Data shown:
## BEGIN

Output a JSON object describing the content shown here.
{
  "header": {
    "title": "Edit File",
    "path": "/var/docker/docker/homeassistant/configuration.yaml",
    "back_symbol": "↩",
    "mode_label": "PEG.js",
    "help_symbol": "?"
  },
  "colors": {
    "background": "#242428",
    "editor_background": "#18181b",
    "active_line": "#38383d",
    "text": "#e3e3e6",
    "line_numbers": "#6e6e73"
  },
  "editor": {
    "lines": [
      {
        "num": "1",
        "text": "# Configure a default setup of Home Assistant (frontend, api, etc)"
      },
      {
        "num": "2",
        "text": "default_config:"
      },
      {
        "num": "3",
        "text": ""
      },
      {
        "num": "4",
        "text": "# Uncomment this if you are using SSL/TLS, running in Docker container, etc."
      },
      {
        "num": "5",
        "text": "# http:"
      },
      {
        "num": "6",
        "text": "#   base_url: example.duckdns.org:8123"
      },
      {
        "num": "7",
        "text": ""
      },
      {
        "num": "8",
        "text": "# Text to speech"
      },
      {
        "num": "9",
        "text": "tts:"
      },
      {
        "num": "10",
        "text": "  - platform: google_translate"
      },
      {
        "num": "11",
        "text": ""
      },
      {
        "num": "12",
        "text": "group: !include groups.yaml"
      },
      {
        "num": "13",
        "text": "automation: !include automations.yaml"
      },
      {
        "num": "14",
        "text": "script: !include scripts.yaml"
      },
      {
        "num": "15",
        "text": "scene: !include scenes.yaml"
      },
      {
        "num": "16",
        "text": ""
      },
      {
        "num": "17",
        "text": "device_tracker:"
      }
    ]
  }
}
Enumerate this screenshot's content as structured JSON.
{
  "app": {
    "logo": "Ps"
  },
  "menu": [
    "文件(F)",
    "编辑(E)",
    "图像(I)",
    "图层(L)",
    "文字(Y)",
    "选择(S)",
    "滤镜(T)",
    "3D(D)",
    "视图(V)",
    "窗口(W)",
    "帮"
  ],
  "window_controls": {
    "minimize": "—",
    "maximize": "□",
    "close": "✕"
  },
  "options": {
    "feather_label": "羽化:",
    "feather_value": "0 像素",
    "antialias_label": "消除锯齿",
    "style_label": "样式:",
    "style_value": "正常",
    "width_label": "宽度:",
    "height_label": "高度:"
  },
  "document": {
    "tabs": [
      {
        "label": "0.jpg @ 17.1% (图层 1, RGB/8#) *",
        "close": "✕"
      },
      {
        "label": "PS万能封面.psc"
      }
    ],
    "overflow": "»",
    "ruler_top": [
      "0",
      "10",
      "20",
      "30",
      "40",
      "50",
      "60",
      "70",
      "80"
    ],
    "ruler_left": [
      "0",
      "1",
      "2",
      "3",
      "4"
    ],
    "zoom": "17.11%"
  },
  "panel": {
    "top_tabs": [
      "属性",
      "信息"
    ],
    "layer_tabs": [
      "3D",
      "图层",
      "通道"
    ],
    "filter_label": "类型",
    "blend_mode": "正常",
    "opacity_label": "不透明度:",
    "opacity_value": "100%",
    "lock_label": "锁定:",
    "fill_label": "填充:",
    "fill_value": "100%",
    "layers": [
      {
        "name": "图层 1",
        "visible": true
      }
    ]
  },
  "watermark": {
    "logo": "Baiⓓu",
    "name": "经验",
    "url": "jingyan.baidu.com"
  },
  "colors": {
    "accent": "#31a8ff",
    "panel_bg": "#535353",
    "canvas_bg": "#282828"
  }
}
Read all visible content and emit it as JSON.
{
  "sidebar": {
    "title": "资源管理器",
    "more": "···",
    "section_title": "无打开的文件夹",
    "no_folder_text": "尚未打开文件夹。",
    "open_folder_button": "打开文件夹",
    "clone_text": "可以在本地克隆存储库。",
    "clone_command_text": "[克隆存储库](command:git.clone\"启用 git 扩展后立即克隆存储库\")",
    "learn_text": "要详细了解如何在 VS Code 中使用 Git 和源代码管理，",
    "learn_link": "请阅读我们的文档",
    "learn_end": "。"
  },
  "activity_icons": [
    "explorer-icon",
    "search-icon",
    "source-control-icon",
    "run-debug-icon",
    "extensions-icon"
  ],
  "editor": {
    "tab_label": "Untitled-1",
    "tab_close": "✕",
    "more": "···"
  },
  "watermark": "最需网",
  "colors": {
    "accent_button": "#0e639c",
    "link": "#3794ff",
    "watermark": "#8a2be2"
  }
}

## END

Problem to solve: Show all lines in the entries above where the string "include" appears.

Result below:
        "text": "group: !include groups.yaml"
        "text": "automation: !include automations.yaml"
        "text": "script: !include scripts.yaml"
        "text": "scene: !include scenes.yaml"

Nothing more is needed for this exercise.